_Element placement data_
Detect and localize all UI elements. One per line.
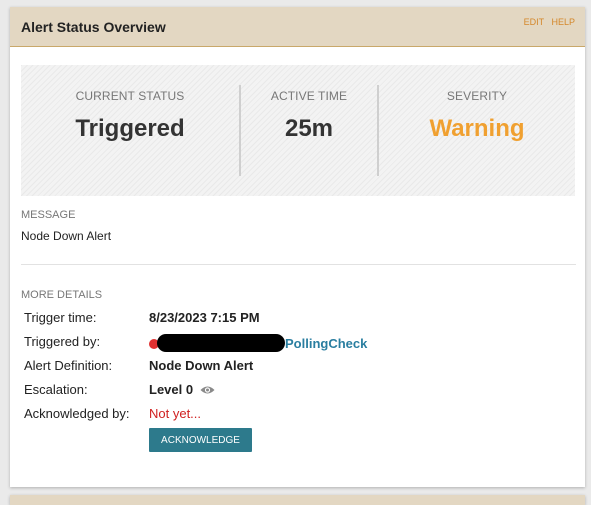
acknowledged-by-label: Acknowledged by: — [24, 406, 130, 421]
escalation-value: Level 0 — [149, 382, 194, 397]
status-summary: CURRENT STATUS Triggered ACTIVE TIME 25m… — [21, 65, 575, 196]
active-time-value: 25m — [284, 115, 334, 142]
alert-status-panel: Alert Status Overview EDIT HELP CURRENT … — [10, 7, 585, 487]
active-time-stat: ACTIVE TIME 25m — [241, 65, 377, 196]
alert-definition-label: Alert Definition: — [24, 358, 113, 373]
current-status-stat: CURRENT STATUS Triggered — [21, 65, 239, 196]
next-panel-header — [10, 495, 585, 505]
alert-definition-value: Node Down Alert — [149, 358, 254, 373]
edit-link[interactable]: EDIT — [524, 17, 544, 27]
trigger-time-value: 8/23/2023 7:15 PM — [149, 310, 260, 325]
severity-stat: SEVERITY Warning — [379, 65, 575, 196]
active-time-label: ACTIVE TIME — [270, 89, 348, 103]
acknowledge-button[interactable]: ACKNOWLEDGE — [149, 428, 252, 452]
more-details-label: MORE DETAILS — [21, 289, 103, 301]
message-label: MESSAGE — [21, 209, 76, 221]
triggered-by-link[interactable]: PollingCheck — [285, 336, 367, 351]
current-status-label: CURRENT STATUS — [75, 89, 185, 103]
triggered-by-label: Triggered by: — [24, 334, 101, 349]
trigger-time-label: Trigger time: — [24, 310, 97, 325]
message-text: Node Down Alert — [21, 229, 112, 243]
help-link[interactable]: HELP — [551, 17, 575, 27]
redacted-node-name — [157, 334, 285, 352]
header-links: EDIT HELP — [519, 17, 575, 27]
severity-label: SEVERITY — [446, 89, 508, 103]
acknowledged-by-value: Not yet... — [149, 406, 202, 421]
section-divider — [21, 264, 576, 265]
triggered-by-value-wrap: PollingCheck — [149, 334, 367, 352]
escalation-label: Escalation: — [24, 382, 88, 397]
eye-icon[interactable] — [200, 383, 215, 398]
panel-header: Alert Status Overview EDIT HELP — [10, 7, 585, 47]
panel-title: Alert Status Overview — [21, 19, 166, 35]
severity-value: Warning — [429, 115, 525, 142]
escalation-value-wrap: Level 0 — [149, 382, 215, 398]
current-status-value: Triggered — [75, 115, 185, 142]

* * *

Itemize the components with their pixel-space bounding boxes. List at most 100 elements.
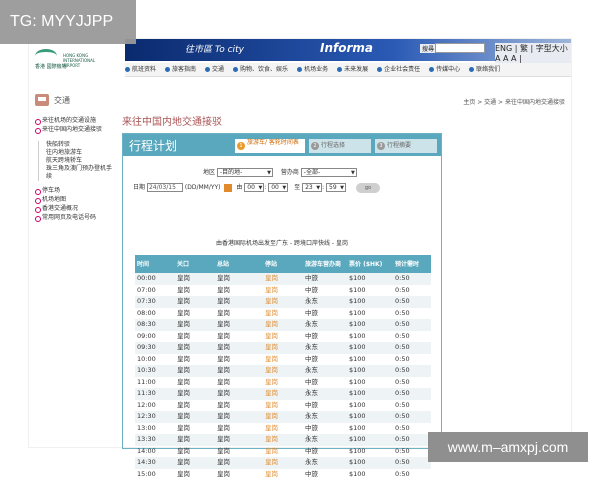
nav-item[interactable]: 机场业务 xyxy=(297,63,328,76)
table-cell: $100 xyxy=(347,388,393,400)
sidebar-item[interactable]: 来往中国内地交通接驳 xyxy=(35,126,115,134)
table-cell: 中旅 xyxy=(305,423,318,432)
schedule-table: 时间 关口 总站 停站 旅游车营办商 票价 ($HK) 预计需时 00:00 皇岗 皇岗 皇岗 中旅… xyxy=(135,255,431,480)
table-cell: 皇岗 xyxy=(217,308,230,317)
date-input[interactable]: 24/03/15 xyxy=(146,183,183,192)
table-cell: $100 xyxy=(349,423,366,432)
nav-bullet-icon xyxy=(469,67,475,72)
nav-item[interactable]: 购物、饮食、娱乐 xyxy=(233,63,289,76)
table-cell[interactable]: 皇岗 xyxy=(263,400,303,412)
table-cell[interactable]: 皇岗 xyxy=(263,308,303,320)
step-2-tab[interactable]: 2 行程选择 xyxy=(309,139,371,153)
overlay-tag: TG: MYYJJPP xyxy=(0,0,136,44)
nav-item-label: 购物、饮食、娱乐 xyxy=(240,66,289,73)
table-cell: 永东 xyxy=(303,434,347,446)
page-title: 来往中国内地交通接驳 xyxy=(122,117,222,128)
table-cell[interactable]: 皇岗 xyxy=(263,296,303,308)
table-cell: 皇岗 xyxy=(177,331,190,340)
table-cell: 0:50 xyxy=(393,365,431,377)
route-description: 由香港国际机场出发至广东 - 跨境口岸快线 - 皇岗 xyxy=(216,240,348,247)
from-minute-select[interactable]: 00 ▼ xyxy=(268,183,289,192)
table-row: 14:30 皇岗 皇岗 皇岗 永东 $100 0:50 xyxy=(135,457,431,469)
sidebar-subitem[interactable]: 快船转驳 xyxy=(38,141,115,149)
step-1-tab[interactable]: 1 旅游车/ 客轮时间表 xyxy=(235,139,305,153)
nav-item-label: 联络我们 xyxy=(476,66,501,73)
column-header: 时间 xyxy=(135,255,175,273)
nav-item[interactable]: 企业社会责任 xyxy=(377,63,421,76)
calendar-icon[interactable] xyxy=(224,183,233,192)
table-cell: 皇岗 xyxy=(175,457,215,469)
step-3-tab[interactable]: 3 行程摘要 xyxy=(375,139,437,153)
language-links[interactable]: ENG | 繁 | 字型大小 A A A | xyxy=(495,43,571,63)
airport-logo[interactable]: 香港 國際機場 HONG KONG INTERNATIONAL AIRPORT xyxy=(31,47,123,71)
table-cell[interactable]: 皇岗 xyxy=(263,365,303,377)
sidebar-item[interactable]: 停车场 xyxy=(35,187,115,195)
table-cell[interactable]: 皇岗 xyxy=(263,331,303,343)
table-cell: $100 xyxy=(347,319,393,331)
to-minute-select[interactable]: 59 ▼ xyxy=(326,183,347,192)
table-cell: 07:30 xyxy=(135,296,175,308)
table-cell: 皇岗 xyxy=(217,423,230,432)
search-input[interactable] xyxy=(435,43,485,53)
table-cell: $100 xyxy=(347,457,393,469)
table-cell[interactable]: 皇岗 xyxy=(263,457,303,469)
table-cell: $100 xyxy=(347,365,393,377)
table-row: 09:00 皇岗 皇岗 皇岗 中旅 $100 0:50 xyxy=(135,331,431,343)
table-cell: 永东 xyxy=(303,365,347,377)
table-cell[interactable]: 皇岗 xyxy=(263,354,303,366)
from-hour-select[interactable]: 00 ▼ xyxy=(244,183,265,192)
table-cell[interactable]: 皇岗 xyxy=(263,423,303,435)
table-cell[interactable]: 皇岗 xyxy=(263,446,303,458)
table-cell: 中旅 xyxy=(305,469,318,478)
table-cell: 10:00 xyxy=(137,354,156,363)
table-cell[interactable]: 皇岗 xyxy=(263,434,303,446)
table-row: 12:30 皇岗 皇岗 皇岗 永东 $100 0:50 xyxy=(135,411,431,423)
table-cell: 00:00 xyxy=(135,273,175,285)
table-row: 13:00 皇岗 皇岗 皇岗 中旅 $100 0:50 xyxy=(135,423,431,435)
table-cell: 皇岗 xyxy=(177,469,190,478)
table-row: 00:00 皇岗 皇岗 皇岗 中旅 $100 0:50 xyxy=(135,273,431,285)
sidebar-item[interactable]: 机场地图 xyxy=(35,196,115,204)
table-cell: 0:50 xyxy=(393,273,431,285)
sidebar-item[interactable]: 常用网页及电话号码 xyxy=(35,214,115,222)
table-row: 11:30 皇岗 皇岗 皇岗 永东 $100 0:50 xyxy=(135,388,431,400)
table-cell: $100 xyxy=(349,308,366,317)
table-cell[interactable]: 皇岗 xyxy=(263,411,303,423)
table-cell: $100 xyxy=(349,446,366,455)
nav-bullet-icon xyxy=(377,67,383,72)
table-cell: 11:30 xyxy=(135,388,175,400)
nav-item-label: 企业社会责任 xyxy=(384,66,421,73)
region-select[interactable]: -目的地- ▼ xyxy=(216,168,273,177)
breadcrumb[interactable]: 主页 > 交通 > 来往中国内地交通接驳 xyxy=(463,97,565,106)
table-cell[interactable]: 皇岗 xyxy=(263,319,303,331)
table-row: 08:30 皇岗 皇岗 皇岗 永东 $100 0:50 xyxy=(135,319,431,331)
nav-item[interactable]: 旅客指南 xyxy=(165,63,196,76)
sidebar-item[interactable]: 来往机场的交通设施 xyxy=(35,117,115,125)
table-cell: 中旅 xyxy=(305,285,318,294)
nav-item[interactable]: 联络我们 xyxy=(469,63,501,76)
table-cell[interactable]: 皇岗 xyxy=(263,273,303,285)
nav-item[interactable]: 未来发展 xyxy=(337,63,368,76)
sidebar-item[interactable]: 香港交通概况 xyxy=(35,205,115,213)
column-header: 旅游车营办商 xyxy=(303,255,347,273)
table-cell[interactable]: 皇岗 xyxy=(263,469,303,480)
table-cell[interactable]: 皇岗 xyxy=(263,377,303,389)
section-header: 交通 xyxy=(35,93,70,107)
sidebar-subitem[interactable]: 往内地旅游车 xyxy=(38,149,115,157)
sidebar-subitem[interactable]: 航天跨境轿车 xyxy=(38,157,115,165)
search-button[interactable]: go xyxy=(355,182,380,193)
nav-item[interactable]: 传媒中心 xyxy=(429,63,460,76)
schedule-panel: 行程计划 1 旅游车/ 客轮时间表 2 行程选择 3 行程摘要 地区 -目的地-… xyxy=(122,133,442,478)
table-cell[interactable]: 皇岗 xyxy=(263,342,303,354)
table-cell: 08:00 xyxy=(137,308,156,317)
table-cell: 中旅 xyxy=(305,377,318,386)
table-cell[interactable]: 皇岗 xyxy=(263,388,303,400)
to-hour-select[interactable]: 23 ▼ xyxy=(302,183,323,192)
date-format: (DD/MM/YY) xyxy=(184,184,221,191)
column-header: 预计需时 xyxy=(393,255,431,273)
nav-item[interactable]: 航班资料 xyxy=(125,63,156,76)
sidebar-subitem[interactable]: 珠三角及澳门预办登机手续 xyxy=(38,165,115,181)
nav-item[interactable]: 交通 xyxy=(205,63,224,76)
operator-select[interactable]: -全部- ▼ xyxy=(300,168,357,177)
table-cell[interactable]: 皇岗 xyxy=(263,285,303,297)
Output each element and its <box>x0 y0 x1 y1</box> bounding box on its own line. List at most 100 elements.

_Your goal_
Render the entries as a Markdown table with columns Row and Line. Begin at the line containing "acknowledged-by-label: Acknowledged by: —", stop after the line containing "alert-definition-label: Alert Definition: —", and skip blank lines.

_Written solution_
| Row | Line |
|---|---|
| 1 | acknowledged-by-label: Acknowledged by: — [24, 406, 130, 421] |
| 2 | escalation-value: Level 0 — [149, 382, 194, 397] |
| 3 | status-summary: CURRENT STATUS Triggered ACTIVE TIME 25m… — [21, 65, 575, 196] |
| 4 | active-time-value: 25m — [284, 115, 334, 142] |
| 5 | alert-status-panel: Alert Status Overview EDIT HELP CURRENT … — [10, 7, 585, 487] |
| 6 | active-time-stat: ACTIVE TIME 25m — [241, 65, 377, 196] |
| 7 | alert-definition-label: Alert Definition: — [24, 358, 113, 373] |